* **PROVIDED PASSAGE**:
::::::::
During the initial COVID-19 outbreak in Wuhan, China, the PPE supply chain worked solely through social media applications. "They used WeChat a lot," says Dr. Opher Baron, a Professor of Operations Management at the University of Toronto. This highlights the importance to the PPE supply chain of technology companies that ease the flow of information.
Apps like WeChat and WhatsApp were replaced with more sophisticated technology platforms. Nonetheless, one year into the pandemic and supply chains are still struggling to meet demand. Many manufacturers still lack crucial e-commerce and logistics management technologies. At the same time, many buyers are working from home to limit the spread of the virus, further disrupting typical purchasing processes.
According to data from the nonprofit, Get Us PPE, requests for PPE rose 260% between November and December 2020. 63% of facilities had no supply remaining of at least one type of PPE in December. They also report that the demand for PPE is far more expansive than just hospitals. Less than 1% of December requests came from hospitals, but instead from facilities such as nursing homes and clinics.
::::::::
* **ENTRIES SUPPLIED**:

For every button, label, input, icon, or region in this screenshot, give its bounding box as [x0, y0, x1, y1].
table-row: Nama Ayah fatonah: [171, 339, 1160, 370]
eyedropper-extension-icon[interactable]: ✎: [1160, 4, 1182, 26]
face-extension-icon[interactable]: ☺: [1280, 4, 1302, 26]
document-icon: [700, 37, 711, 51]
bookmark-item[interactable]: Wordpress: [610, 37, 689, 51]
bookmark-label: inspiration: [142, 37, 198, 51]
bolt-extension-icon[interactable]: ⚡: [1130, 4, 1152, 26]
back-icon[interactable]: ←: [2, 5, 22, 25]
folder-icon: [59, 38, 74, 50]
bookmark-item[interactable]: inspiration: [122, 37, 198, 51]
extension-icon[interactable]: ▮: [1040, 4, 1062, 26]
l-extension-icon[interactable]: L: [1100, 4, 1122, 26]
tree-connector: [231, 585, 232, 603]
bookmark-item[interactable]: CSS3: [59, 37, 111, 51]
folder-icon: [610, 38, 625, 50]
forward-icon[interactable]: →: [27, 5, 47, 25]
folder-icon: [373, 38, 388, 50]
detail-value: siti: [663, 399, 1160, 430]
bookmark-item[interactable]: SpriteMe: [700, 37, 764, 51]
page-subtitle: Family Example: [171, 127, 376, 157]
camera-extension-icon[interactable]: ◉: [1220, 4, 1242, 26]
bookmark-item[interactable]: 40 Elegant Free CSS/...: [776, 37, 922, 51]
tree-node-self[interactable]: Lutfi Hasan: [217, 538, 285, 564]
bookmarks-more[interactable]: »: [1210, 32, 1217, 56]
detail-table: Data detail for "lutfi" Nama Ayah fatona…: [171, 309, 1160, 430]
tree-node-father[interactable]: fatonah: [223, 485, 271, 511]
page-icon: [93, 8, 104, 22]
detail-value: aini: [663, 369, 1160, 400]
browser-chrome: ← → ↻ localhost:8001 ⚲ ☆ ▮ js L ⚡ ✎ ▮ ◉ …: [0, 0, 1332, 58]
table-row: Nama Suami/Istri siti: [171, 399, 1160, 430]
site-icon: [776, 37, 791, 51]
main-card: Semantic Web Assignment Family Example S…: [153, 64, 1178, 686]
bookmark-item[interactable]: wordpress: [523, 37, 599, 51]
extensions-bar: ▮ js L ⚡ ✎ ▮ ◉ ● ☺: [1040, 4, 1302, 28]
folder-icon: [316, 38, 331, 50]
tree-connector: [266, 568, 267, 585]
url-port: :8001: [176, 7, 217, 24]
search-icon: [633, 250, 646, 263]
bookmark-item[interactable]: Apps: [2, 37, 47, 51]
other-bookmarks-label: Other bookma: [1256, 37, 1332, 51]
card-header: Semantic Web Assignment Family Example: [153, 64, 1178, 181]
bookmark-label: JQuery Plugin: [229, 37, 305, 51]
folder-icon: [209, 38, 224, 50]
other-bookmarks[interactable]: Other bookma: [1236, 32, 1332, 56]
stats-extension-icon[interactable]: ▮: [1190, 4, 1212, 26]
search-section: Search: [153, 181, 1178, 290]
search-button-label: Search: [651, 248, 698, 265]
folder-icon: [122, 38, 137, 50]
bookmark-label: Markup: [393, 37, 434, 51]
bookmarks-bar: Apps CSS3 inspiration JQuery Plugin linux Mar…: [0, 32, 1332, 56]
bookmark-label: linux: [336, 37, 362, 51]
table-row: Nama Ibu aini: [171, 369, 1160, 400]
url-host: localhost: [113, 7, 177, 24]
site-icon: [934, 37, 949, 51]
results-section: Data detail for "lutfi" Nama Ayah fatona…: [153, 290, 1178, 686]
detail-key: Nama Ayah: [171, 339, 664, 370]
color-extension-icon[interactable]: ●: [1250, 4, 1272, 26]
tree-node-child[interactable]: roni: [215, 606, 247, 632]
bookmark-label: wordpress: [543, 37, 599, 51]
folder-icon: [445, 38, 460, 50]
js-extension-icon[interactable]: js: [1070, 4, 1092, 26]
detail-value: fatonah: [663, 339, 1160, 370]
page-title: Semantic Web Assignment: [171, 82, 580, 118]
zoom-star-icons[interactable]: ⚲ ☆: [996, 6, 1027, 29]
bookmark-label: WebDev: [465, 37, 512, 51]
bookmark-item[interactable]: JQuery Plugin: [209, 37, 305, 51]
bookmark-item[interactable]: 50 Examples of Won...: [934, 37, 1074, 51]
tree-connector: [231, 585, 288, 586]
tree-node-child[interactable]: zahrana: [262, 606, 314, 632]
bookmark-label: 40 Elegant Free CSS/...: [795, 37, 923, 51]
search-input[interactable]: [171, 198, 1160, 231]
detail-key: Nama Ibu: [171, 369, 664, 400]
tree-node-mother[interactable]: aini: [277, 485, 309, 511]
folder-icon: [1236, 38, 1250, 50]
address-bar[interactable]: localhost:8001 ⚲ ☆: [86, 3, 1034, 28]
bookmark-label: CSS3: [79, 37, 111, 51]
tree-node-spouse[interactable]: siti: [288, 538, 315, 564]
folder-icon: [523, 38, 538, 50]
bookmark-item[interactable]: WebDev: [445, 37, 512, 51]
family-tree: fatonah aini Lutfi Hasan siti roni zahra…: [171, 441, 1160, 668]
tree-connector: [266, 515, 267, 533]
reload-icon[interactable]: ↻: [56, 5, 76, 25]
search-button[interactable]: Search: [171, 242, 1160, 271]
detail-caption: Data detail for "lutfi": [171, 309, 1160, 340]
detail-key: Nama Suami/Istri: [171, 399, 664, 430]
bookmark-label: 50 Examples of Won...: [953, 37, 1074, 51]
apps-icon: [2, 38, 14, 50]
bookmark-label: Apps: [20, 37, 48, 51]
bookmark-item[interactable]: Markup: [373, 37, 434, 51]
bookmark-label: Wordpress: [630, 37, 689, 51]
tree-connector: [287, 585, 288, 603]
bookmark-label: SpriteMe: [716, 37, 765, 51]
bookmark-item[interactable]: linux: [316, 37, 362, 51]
::::::::
* **EXERCISES**:
A: In the passage on the PPE supply chain, copy word for word the stretch that begins at "Apps like WeChat" and stops after "homes and clinics.".
B: According to the passage on the PPE supply chain, by what percentage did requests for PPE rise between November and December 2020?

* **ANSWER LIST**:
A:
Apps like WeChat and WhatsApp were replaced with more sophisticated technology platforms. Nonetheless, one year into the pandemic and supply chains are still struggling to meet demand. Many manufacturers still lack crucial e-commerce and logistics management technologies. At the same time, many buyers are working from home to limit the spread of the virus, further disrupting typical purchasing processes.
According to data from the nonprofit, Get Us PPE, requests for PPE rose 260% between November and December 2020. 63% of facilities had no supply remaining of at least one type of PPE in December. They also report that the demand for PPE is far more expansive than just hospitals. Less than 1% of December requests came from hospitals, but instead from facilities such as nursing homes and clinics.

B: 260%